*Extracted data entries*
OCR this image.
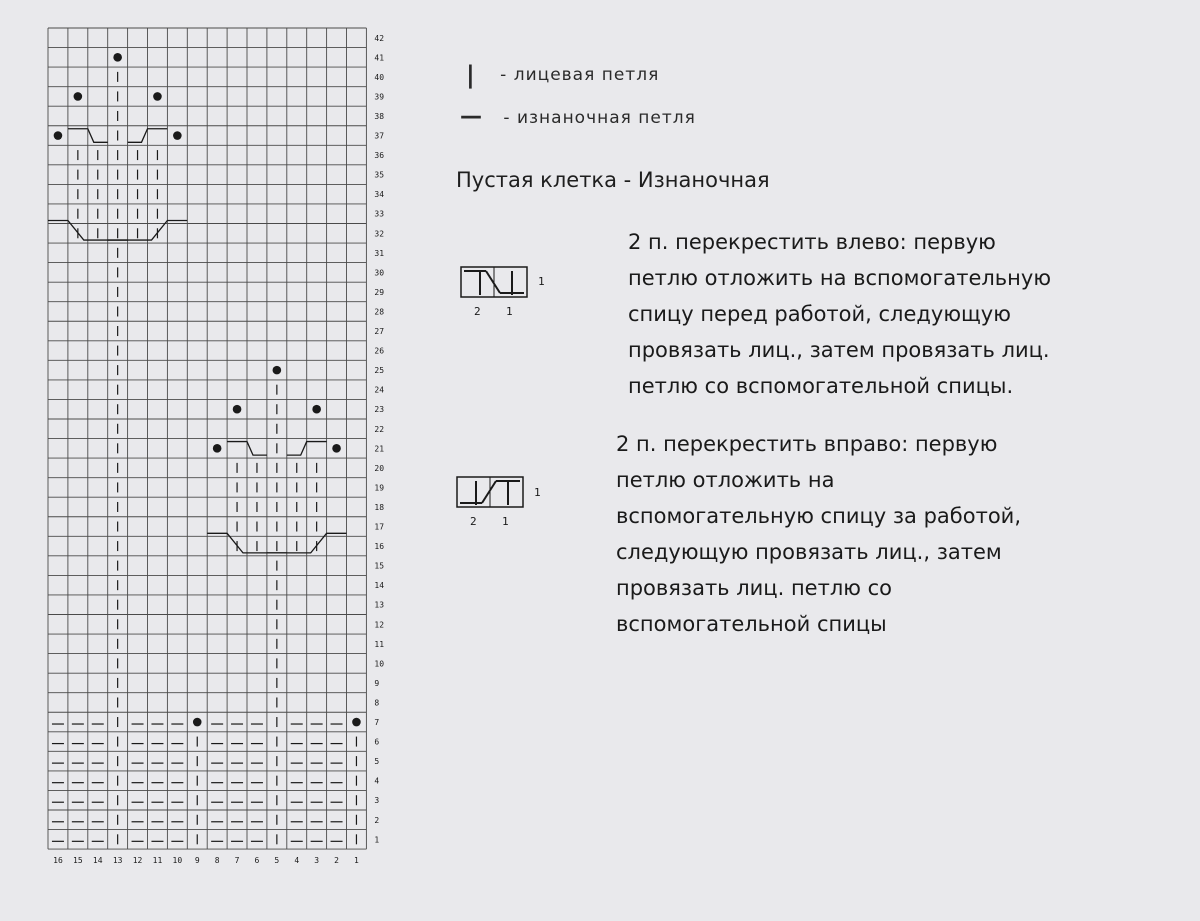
1
2
3
4
5
6
7
8
9
10
11
12
13
14
15
16
17
18
19
20
21
22
23
24
25
26
27
28
29
30
31
32
33
34
35
36
37
38
39
40
41
42
16 15 14 13 12 11 10 9 8 7 6 5 4 3 2 1
| - лицевая петля
— - изнаночная петля
Пустая клетка - Изнаночная
1
2 1
1
2 1
2 п. перекрестить влево: первую
петлю отложить на вспомогательную
спицу перед работой, следующую
провязать лиц., затем провязать лиц.
петлю со вспомогательной спицы.
2 п. перекрестить вправо: первую
петлю отложить на
вспомогательную спицу за работой,
следующую провязать лиц., затем
провязать лиц. петлю со
вспомогательной спицы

*OBJECTIVE*
Which lines contain "перекрестить"? Copy each of them out.

*CORRECT OUTPUT*
2 п. перекрестить влево: первую
2 п. перекрестить вправо: первую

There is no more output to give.